▸ **Set problem**: Your task is to reproduce the material exactly.

▸ **Available data**:
◆ ◆ ◆ ◆
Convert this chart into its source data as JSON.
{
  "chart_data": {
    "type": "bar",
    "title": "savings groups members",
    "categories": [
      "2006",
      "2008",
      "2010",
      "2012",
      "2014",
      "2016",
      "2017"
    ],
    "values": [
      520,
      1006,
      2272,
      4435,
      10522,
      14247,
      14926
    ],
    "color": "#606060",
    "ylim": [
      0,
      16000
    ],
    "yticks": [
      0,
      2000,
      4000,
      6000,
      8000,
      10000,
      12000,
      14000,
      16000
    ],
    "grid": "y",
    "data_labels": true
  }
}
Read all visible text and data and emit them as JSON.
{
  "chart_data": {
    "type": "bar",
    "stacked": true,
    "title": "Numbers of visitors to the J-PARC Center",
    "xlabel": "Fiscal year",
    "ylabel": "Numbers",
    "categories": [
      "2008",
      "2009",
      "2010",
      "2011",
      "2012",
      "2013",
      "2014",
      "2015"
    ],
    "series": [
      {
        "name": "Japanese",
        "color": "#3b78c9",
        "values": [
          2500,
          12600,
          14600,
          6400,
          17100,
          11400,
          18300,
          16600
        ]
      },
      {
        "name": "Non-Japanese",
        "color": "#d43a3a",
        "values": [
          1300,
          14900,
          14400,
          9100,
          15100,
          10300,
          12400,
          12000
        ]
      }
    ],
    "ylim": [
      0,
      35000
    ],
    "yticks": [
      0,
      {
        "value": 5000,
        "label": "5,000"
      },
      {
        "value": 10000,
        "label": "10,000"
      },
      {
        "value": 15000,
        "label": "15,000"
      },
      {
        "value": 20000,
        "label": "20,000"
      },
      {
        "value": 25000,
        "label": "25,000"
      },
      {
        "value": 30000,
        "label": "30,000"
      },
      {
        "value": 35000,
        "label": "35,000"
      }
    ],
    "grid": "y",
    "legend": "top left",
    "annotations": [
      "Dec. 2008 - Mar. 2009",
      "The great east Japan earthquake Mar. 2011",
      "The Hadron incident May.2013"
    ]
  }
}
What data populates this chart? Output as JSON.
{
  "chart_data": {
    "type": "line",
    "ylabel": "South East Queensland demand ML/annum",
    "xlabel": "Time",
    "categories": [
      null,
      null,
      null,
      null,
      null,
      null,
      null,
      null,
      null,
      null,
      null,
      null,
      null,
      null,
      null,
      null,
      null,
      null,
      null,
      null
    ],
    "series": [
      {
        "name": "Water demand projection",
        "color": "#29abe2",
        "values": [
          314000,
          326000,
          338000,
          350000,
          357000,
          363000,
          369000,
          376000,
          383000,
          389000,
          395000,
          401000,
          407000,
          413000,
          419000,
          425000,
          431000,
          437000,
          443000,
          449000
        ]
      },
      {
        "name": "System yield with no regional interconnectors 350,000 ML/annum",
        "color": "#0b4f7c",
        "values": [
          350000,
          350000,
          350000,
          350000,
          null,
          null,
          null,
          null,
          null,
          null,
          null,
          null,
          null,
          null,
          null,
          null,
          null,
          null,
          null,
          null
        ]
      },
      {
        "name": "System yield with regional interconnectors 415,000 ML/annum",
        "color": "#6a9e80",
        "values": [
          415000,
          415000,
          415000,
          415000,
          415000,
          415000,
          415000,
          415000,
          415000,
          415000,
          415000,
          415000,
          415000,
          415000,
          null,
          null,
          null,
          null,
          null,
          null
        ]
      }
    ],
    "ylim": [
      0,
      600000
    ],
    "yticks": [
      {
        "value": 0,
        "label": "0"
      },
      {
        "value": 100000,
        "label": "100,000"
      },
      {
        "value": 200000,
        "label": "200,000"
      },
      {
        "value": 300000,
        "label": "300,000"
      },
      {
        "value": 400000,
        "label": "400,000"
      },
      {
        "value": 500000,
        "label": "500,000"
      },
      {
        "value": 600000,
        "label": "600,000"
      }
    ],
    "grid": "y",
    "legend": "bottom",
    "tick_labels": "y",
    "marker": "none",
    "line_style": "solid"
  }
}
◆ ◆ ◆ ◆
▸ **Written reply**:
Convert this chart into its source data as JSON.
{
  "chart_data": {
    "type": "bar",
    "title": "savings groups members",
    "categories": [
      "2006",
      "2008",
      "2010",
      "2012",
      "2014",
      "2016",
      "2017"
    ],
    "values": [
      520,
      1006,
      2272,
      4435,
      10522,
      14247,
      14926
    ],
    "color": "#606060",
    "ylim": [
      0,
      16000
    ],
    "yticks": [
      0,
      2000,
      4000,
      6000,
      8000,
      10000,
      12000,
      14000,
      16000
    ],
    "grid": "y",
    "data_labels": true
  }
}
Read all visible text and data and emit them as JSON.
{
  "chart_data": {
    "type": "bar",
    "stacked": true,
    "title": "Numbers of visitors to the J-PARC Center",
    "xlabel": "Fiscal year",
    "ylabel": "Numbers",
    "categories": [
      "2008",
      "2009",
      "2010",
      "2011",
      "2012",
      "2013",
      "2014",
      "2015"
    ],
    "series": [
      {
        "name": "Japanese",
        "color": "#3b78c9",
        "values": [
          2500,
          12600,
          14600,
          6400,
          17100,
          11400,
          18300,
          16600
        ]
      },
      {
        "name": "Non-Japanese",
        "color": "#d43a3a",
        "values": [
          1300,
          14900,
          14400,
          9100,
          15100,
          10300,
          12400,
          12000
        ]
      }
    ],
    "ylim": [
      0,
      35000
    ],
    "yticks": [
      0,
      {
        "value": 5000,
        "label": "5,000"
      },
      {
        "value": 10000,
        "label": "10,000"
      },
      {
        "value": 15000,
        "label": "15,000"
      },
      {
        "value": 20000,
        "label": "20,000"
      },
      {
        "value": 25000,
        "label": "25,000"
      },
      {
        "value": 30000,
        "label": "30,000"
      },
      {
        "value": 35000,
        "label": "35,000"
      }
    ],
    "grid": "y",
    "legend": "top left",
    "annotations": [
      "Dec. 2008 - Mar. 2009",
      "The great east Japan earthquake Mar. 2011",
      "The Hadron incident May.2013"
    ]
  }
}
What data populates this chart? Output as JSON.
{
  "chart_data": {
    "type": "line",
    "ylabel": "South East Queensland demand ML/annum",
    "xlabel": "Time",
    "categories": [
      null,
      null,
      null,
      null,
      null,
      null,
      null,
      null,
      null,
      null,
      null,
      null,
      null,
      null,
      null,
      null,
      null,
      null,
      null,
      null
    ],
    "series": [
      {
        "name": "Water demand projection",
        "color": "#29abe2",
        "values": [
          314000,
          326000,
          338000,
          350000,
          357000,
          363000,
          369000,
          376000,
          383000,
          389000,
          395000,
          401000,
          407000,
          413000,
          419000,
          425000,
          431000,
          437000,
          443000,
          449000
        ]
      },
      {
        "name": "System yield with no regional interconnectors 350,000 ML/annum",
        "color": "#0b4f7c",
        "values": [
          350000,
          350000,
          350000,
          350000,
          null,
          null,
          null,
          null,
          null,
          null,
          null,
          null,
          null,
          null,
          null,
          null,
          null,
          null,
          null,
          null
        ]
      },
      {
        "name": "System yield with regional interconnectors 415,000 ML/annum",
        "color": "#6a9e80",
        "values": [
          415000,
          415000,
          415000,
          415000,
          415000,
          415000,
          415000,
          415000,
          415000,
          415000,
          415000,
          415000,
          415000,
          415000,
          null,
          null,
          null,
          null,
          null,
          null
        ]
      }
    ],
    "ylim": [
      0,
      600000
    ],
    "yticks": [
      {
        "value": 0,
        "label": "0"
      },
      {
        "value": 100000,
        "label": "100,000"
      },
      {
        "value": 200000,
        "label": "200,000"
      },
      {
        "value": 300000,
        "label": "300,000"
      },
      {
        "value": 400000,
        "label": "400,000"
      },
      {
        "value": 500000,
        "label": "500,000"
      },
      {
        "value": 600000,
        "label": "600,000"
      }
    ],
    "grid": "y",
    "legend": "bottom",
    "tick_labels": "y",
    "marker": "none",
    "line_style": "solid"
  }
}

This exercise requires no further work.